Short problem: Return every line of the material exactly.

─── Available data

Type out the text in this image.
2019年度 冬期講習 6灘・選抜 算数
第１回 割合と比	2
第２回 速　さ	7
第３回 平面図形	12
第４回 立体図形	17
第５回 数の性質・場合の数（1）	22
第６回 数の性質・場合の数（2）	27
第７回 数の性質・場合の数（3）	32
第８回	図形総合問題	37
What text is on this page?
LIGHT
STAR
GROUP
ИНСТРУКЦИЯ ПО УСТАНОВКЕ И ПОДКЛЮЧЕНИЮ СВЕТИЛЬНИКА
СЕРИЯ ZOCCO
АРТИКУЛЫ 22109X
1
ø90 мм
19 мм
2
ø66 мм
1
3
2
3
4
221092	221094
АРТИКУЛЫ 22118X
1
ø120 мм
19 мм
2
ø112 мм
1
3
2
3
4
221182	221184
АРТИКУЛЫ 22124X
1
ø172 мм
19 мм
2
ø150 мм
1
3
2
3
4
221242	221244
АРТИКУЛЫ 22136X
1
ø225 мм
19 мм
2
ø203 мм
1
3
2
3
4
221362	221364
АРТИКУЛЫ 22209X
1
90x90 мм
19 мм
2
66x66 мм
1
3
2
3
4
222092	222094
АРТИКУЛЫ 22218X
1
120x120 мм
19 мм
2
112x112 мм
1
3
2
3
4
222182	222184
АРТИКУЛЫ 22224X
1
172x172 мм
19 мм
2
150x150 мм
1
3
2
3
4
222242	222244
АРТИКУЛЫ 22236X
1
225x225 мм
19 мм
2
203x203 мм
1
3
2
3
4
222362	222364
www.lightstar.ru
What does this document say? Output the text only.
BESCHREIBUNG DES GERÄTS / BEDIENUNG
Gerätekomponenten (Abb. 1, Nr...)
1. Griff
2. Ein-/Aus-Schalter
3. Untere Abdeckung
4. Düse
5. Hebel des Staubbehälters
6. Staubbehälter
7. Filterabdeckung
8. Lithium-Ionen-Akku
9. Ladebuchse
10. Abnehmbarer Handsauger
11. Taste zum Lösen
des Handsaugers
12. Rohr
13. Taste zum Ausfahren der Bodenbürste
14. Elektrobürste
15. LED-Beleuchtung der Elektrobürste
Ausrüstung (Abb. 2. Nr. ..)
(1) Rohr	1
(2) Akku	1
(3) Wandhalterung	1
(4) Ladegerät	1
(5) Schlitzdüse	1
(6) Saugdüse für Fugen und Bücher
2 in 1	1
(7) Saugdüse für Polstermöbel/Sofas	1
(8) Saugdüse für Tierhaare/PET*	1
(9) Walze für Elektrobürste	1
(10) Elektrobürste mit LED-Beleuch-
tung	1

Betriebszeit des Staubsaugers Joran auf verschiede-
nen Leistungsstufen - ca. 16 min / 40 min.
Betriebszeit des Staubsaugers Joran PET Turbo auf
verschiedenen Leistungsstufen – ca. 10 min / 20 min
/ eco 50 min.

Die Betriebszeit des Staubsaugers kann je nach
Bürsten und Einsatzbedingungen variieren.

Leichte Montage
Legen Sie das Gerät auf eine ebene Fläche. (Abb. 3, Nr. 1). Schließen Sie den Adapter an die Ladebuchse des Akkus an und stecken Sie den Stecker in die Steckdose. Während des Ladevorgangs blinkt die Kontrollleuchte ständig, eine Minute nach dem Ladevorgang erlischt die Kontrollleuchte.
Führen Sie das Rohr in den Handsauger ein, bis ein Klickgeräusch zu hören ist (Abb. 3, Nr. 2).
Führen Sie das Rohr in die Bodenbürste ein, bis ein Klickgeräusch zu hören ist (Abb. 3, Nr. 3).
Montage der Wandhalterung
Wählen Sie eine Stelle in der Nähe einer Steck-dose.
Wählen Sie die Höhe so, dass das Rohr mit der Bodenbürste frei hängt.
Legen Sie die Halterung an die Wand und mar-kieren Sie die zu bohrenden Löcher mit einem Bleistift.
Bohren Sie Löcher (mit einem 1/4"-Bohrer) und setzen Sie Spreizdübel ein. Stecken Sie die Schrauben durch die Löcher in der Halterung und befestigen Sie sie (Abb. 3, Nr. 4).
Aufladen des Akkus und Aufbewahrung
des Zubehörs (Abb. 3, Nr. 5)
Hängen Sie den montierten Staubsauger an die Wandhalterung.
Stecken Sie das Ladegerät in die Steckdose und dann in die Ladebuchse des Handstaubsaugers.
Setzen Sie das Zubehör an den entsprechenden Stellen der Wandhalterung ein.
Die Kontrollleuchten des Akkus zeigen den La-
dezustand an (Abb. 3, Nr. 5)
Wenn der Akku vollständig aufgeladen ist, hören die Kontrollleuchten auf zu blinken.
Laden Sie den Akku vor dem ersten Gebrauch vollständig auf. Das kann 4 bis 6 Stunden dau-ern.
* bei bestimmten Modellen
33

──────

Written solution:
Type out the text in this image.
2019年度 冬期講習 6灘・選抜 算数
第１回 割合と比	2
第２回 速　さ	7
第３回 平面図形	12
第４回 立体図形	17
第５回 数の性質・場合の数（1）	22
第６回 数の性質・場合の数（2）	27
第７回 数の性質・場合の数（3）	32
第８回	図形総合問題	37
What text is on this page?
LIGHT
STAR
GROUP
ИНСТРУКЦИЯ ПО УСТАНОВКЕ И ПОДКЛЮЧЕНИЮ СВЕТИЛЬНИКА
СЕРИЯ ZOCCO
АРТИКУЛЫ 22109X
1
ø90 мм
19 мм
2
ø66 мм
1
3
2
3
4
221092	221094
АРТИКУЛЫ 22118X
1
ø120 мм
19 мм
2
ø112 мм
1
3
2
3
4
221182	221184
АРТИКУЛЫ 22124X
1
ø172 мм
19 мм
2
ø150 мм
1
3
2
3
4
221242	221244
АРТИКУЛЫ 22136X
1
ø225 мм
19 мм
2
ø203 мм
1
3
2
3
4
221362	221364
АРТИКУЛЫ 22209X
1
90x90 мм
19 мм
2
66x66 мм
1
3
2
3
4
222092	222094
АРТИКУЛЫ 22218X
1
120x120 мм
19 мм
2
112x112 мм
1
3
2
3
4
222182	222184
АРТИКУЛЫ 22224X
1
172x172 мм
19 мм
2
150x150 мм
1
3
2
3
4
222242	222244
АРТИКУЛЫ 22236X
1
225x225 мм
19 мм
2
203x203 мм
1
3
2
3
4
222362	222364
www.lightstar.ru
What does this document say? Output the text only.
BESCHREIBUNG DES GERÄTS / BEDIENUNG
Gerätekomponenten (Abb. 1, Nr...)
1. Griff
2. Ein-/Aus-Schalter
3. Untere Abdeckung
4. Düse
5. Hebel des Staubbehälters
6. Staubbehälter
7. Filterabdeckung
8. Lithium-Ionen-Akku
9. Ladebuchse
10. Abnehmbarer Handsauger
11. Taste zum Lösen
des Handsaugers
12. Rohr
13. Taste zum Ausfahren der Bodenbürste
14. Elektrobürste
15. LED-Beleuchtung der Elektrobürste
Ausrüstung (Abb. 2. Nr. ..)
(1) Rohr	1
(2) Akku	1
(3) Wandhalterung	1
(4) Ladegerät	1
(5) Schlitzdüse	1
(6) Saugdüse für Fugen und Bücher
2 in 1	1
(7) Saugdüse für Polstermöbel/Sofas	1
(8) Saugdüse für Tierhaare/PET*	1
(9) Walze für Elektrobürste	1
(10) Elektrobürste mit LED-Beleuch-
tung	1

Betriebszeit des Staubsaugers Joran auf verschiede-
nen Leistungsstufen - ca. 16 min / 40 min.
Betriebszeit des Staubsaugers Joran PET Turbo auf
verschiedenen Leistungsstufen – ca. 10 min / 20 min
/ eco 50 min.

Die Betriebszeit des Staubsaugers kann je nach
Bürsten und Einsatzbedingungen variieren.

Leichte Montage
Legen Sie das Gerät auf eine ebene Fläche. (Abb. 3, Nr. 1). Schließen Sie den Adapter an die Ladebuchse des Akkus an und stecken Sie den Stecker in die Steckdose. Während des Ladevorgangs blinkt die Kontrollleuchte ständig, eine Minute nach dem Ladevorgang erlischt die Kontrollleuchte.
Führen Sie das Rohr in den Handsauger ein, bis ein Klickgeräusch zu hören ist (Abb. 3, Nr. 2).
Führen Sie das Rohr in die Bodenbürste ein, bis ein Klickgeräusch zu hören ist (Abb. 3, Nr. 3).
Montage der Wandhalterung
Wählen Sie eine Stelle in der Nähe einer Steck-dose.
Wählen Sie die Höhe so, dass das Rohr mit der Bodenbürste frei hängt.
Legen Sie die Halterung an die Wand und mar-kieren Sie die zu bohrenden Löcher mit einem Bleistift.
Bohren Sie Löcher (mit einem 1/4"-Bohrer) und setzen Sie Spreizdübel ein. Stecken Sie die Schrauben durch die Löcher in der Halterung und befestigen Sie sie (Abb. 3, Nr. 4).
Aufladen des Akkus und Aufbewahrung
des Zubehörs (Abb. 3, Nr. 5)
Hängen Sie den montierten Staubsauger an die Wandhalterung.
Stecken Sie das Ladegerät in die Steckdose und dann in die Ladebuchse des Handstaubsaugers.
Setzen Sie das Zubehör an den entsprechenden Stellen der Wandhalterung ein.
Die Kontrollleuchten des Akkus zeigen den La-
dezustand an (Abb. 3, Nr. 5)
Wenn der Akku vollständig aufgeladen ist, hören die Kontrollleuchten auf zu blinken.
Laden Sie den Akku vor dem ersten Gebrauch vollständig auf. Das kann 4 bis 6 Stunden dau-ern.
* bei bestimmten Modellen
33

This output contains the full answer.